- TASK GOAL -
Exactly repeat the material, dropping only the pictures.

- DATA SUPPLIED -
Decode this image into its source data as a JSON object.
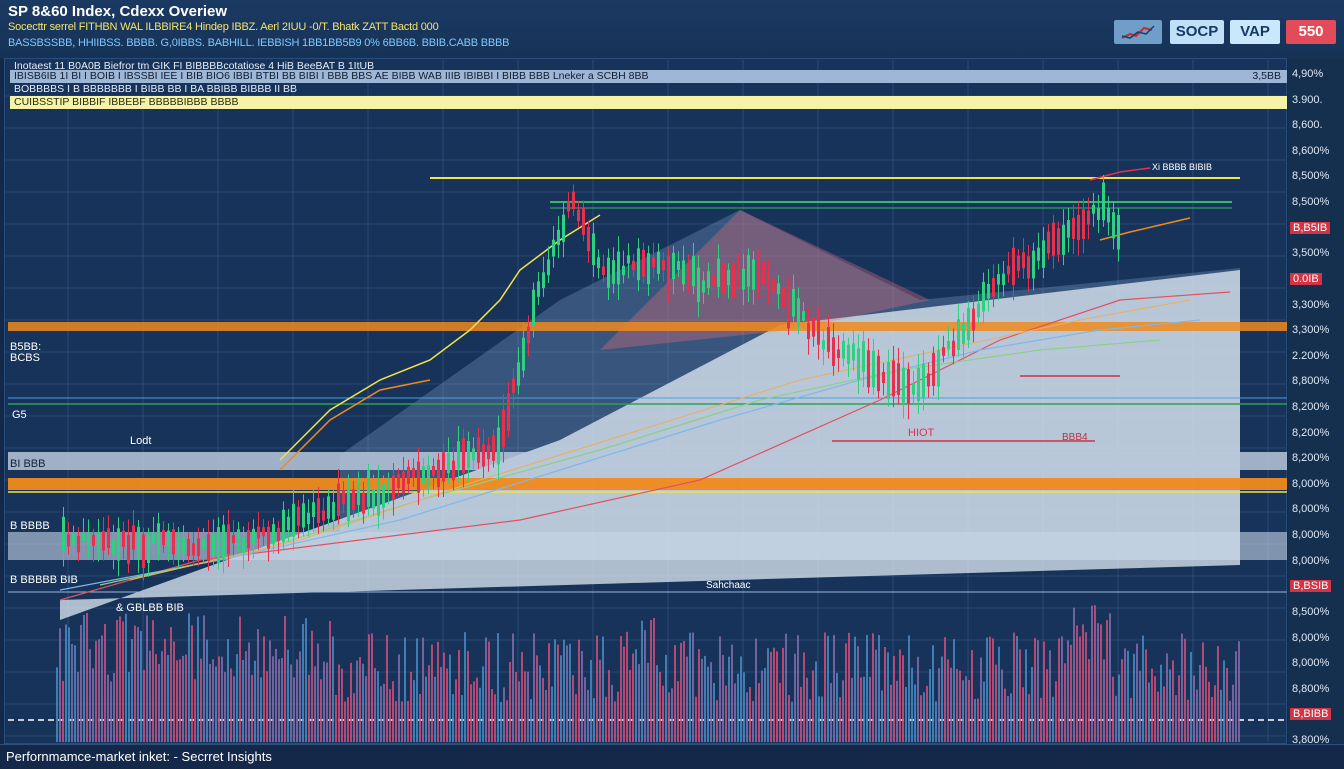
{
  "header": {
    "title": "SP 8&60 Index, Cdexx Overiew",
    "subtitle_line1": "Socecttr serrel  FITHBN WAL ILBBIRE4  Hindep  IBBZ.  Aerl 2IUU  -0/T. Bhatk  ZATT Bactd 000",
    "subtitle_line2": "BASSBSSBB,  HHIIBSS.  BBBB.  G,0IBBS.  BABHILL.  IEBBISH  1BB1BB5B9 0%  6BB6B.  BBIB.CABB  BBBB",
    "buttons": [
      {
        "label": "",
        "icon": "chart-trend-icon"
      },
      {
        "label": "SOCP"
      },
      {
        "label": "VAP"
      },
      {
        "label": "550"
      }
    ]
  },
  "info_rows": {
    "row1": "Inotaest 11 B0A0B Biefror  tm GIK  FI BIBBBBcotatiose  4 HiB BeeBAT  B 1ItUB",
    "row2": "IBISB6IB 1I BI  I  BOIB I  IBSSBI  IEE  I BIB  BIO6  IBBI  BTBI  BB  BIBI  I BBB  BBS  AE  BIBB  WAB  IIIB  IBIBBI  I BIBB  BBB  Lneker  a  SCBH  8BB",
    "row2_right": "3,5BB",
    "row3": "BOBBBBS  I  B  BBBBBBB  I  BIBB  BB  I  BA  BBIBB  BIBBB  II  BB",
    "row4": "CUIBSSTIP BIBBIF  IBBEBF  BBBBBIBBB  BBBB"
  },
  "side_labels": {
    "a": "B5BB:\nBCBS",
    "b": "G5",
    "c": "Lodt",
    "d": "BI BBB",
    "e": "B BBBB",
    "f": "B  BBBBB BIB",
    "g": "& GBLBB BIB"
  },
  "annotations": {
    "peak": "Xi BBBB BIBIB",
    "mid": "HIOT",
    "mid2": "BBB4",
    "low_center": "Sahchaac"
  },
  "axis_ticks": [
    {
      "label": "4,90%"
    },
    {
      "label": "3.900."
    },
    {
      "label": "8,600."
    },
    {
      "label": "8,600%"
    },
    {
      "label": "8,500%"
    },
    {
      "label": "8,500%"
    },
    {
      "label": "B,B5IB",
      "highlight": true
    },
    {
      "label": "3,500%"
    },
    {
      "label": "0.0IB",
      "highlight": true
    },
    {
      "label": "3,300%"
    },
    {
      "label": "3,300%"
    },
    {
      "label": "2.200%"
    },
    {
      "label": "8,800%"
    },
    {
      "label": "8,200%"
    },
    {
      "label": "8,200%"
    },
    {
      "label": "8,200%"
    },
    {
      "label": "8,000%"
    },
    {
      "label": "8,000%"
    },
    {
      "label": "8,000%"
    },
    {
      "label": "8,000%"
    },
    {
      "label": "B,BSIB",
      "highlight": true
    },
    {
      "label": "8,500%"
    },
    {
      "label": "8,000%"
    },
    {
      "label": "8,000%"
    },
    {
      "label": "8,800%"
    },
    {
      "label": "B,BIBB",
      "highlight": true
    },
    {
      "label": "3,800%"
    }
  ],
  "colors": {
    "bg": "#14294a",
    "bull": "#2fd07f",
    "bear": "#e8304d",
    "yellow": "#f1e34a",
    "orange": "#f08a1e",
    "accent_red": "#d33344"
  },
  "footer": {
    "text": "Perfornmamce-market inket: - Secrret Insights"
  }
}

- RESULT OF THE EXERCISE -
Decode this image into its source data as a JSON object.
{
  "header": {
    "title": "SP 8&60 Index, Cdexx Overiew",
    "subtitle_line1": "Socecttr serrel  FITHBN WAL ILBBIRE4  Hindep  IBBZ.  Aerl 2IUU  -0/T. Bhatk  ZATT Bactd 000",
    "subtitle_line2": "BASSBSSBB,  HHIIBSS.  BBBB.  G,0IBBS.  BABHILL.  IEBBISH  1BB1BB5B9 0%  6BB6B.  BBIB.CABB  BBBB",
    "buttons": [
      {
        "label": "",
        "icon": "chart-trend-icon"
      },
      {
        "label": "SOCP"
      },
      {
        "label": "VAP"
      },
      {
        "label": "550"
      }
    ]
  },
  "info_rows": {
    "row1": "Inotaest 11 B0A0B Biefror  tm GIK  FI BIBBBBcotatiose  4 HiB BeeBAT  B 1ItUB",
    "row2": "IBISB6IB 1I BI  I  BOIB I  IBSSBI  IEE  I BIB  BIO6  IBBI  BTBI  BB  BIBI  I BBB  BBS  AE  BIBB  WAB  IIIB  IBIBBI  I BIBB  BBB  Lneker  a  SCBH  8BB",
    "row2_right": "3,5BB",
    "row3": "BOBBBBS  I  B  BBBBBBB  I  BIBB  BB  I  BA  BBIBB  BIBBB  II  BB",
    "row4": "CUIBSSTIP BIBBIF  IBBEBF  BBBBBIBBB  BBBB"
  },
  "side_labels": {
    "a": "B5BB:\nBCBS",
    "b": "G5",
    "c": "Lodt",
    "d": "BI BBB",
    "e": "B BBBB",
    "f": "B  BBBBB BIB",
    "g": "& GBLBB BIB"
  },
  "annotations": {
    "peak": "Xi BBBB BIBIB",
    "mid": "HIOT",
    "mid2": "BBB4",
    "low_center": "Sahchaac"
  },
  "axis_ticks": [
    {
      "label": "4,90%"
    },
    {
      "label": "3.900."
    },
    {
      "label": "8,600."
    },
    {
      "label": "8,600%"
    },
    {
      "label": "8,500%"
    },
    {
      "label": "8,500%"
    },
    {
      "label": "B,B5IB",
      "highlight": true
    },
    {
      "label": "3,500%"
    },
    {
      "label": "0.0IB",
      "highlight": true
    },
    {
      "label": "3,300%"
    },
    {
      "label": "3,300%"
    },
    {
      "label": "2.200%"
    },
    {
      "label": "8,800%"
    },
    {
      "label": "8,200%"
    },
    {
      "label": "8,200%"
    },
    {
      "label": "8,200%"
    },
    {
      "label": "8,000%"
    },
    {
      "label": "8,000%"
    },
    {
      "label": "8,000%"
    },
    {
      "label": "8,000%"
    },
    {
      "label": "B,BSIB",
      "highlight": true
    },
    {
      "label": "8,500%"
    },
    {
      "label": "8,000%"
    },
    {
      "label": "8,000%"
    },
    {
      "label": "8,800%"
    },
    {
      "label": "B,BIBB",
      "highlight": true
    },
    {
      "label": "3,800%"
    }
  ],
  "colors": {
    "bg": "#14294a",
    "bull": "#2fd07f",
    "bear": "#e8304d",
    "yellow": "#f1e34a",
    "orange": "#f08a1e",
    "accent_red": "#d33344"
  },
  "footer": {
    "text": "Perfornmamce-market inket: - Secrret Insights"
  }
}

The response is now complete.